Problem details => In the listing that follows, count each line containing the string "PLACE" and report only the count.

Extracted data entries
▬▬▬▬▬▬▬▬▬▬

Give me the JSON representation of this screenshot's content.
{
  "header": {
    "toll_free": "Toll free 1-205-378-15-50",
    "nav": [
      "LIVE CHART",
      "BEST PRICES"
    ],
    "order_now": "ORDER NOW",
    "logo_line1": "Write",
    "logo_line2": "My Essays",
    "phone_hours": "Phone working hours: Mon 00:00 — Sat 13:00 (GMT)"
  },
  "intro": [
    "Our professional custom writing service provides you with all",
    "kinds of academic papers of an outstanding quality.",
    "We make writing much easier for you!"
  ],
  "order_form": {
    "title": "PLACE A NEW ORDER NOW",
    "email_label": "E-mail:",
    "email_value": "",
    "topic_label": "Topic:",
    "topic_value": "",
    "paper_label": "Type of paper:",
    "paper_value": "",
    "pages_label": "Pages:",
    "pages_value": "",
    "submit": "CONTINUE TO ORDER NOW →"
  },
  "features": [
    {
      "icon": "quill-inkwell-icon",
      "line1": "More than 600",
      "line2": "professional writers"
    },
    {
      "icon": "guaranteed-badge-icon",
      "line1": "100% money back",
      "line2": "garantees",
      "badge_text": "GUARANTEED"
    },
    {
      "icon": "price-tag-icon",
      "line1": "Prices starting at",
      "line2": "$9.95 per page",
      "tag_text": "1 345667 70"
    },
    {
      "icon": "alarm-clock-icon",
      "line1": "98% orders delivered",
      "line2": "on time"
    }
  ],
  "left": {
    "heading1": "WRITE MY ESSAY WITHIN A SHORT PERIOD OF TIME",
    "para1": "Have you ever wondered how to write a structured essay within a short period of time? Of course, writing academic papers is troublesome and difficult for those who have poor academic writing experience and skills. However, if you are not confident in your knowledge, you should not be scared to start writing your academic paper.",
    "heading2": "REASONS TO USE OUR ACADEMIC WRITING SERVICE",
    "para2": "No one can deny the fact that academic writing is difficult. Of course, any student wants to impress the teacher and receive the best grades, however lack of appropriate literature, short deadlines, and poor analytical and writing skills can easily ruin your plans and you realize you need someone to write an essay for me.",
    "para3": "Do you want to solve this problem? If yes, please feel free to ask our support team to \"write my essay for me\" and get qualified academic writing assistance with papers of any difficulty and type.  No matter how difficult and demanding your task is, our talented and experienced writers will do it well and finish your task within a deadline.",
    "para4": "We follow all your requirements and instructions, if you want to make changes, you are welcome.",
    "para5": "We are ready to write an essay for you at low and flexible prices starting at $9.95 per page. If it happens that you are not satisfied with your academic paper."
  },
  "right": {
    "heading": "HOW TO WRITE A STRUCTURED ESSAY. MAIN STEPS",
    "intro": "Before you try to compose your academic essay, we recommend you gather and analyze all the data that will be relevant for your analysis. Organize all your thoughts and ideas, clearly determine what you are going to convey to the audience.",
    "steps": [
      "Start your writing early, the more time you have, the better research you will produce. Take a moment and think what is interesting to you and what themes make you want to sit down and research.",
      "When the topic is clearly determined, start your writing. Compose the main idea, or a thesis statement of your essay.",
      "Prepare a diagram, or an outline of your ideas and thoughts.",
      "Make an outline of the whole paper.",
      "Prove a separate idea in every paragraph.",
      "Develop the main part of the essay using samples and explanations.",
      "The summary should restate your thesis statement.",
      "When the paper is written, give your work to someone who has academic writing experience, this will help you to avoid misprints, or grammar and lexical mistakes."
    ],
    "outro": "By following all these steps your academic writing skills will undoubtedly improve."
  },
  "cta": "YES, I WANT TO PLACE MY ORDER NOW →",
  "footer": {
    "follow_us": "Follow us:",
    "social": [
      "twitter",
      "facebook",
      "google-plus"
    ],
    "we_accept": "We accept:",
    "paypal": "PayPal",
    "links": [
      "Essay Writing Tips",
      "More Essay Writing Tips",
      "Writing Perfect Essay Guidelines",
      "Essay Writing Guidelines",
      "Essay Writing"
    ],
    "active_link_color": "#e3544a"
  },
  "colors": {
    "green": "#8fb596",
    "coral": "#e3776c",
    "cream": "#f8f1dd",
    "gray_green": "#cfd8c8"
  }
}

▬▬▬▬▬▬▬▬▬▬

Result of the exercise => 2